::: Data to use

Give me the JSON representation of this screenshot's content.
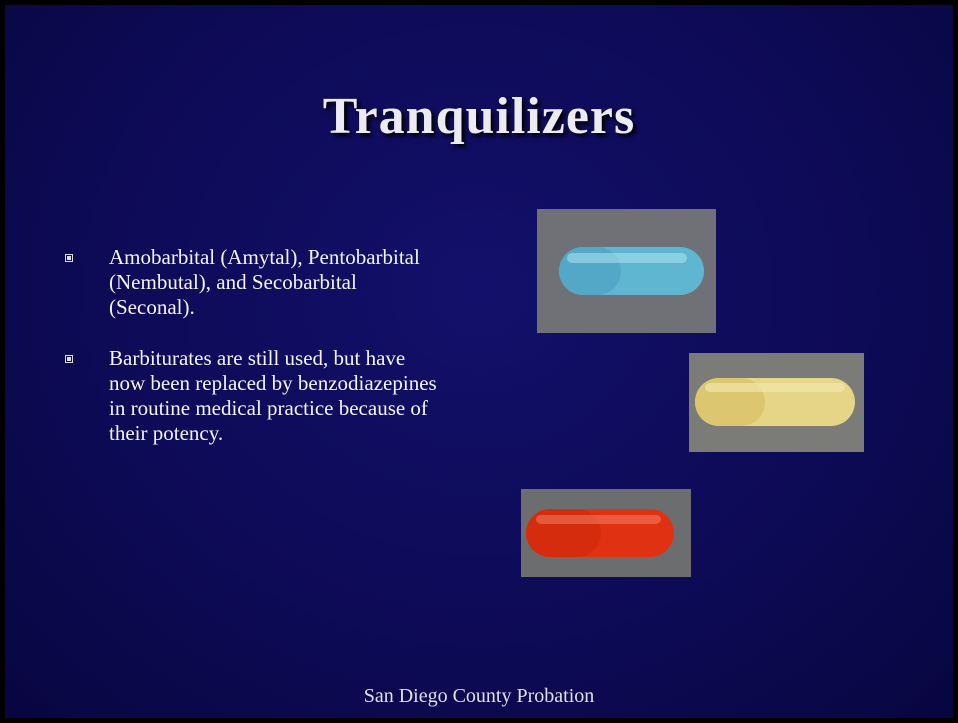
{
  "slide": {
    "title": "Tranquilizers",
    "bullets": [
      "Amobarbital (Amytal), Pentobarbital (Nembutal), and Secobarbital (Seconal).",
      "Barbiturates are still used, but have now been replaced by benzodiazepines in routine medical practice because of their potency."
    ],
    "footer": "San Diego County Probation"
  }
}
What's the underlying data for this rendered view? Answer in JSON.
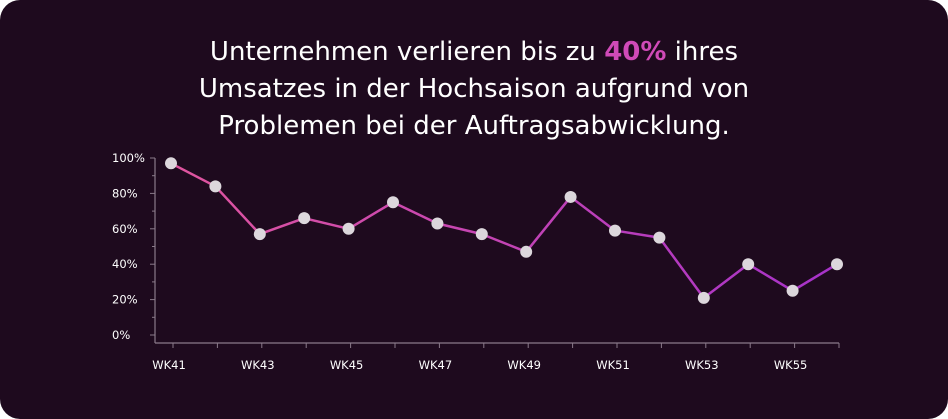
{
  "headline": {
    "line1_before": "Unternehmen verlieren bis zu ",
    "line1_highlight": "40%",
    "line1_after": " ihres",
    "line2": "Umsatzes in der Hochsaison aufgrund von",
    "line3": "Problemen bei der Auftragsabwicklung."
  },
  "colors": {
    "background": "#1e0a1e",
    "highlight": "#d04ab8",
    "line_start": "#e0559f",
    "line_end": "#a632c9",
    "marker": "#dcd7dc",
    "axis": "#8a7a8a"
  },
  "chart_data": {
    "type": "line",
    "title": "Unternehmen verlieren bis zu 40% ihres Umsatzes in der Hochsaison aufgrund von Problemen bei der Auftragsabwicklung.",
    "xlabel": "",
    "ylabel": "",
    "ylim": [
      0,
      100
    ],
    "y_ticks": [
      "0%",
      "20%",
      "40%",
      "60%",
      "80%",
      "100%"
    ],
    "x_tick_labels": [
      "WK41",
      "WK43",
      "WK45",
      "WK47",
      "WK49",
      "WK51",
      "WK53",
      "WK55"
    ],
    "categories": [
      "WK41",
      "WK42",
      "WK43",
      "WK44",
      "WK45",
      "WK46",
      "WK47",
      "WK48",
      "WK49",
      "WK50",
      "WK51",
      "WK52",
      "WK53",
      "WK54",
      "WK55",
      "WK56"
    ],
    "values": [
      97,
      84,
      57,
      66,
      60,
      75,
      63,
      57,
      47,
      78,
      59,
      55,
      21,
      40,
      25,
      40
    ],
    "grid": false,
    "legend": "none"
  }
}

::::::

Prompt =
Copy each line of the records above that carries the word "aufgrund".

Written response =
    "line2": "Umsatzes in der Hochsaison aufgrund von",
    "title": "Unternehmen verlieren bis zu 40% ihres Umsatzes in der Hochsaison aufgrund von Problemen bei der Auftragsabwicklung.",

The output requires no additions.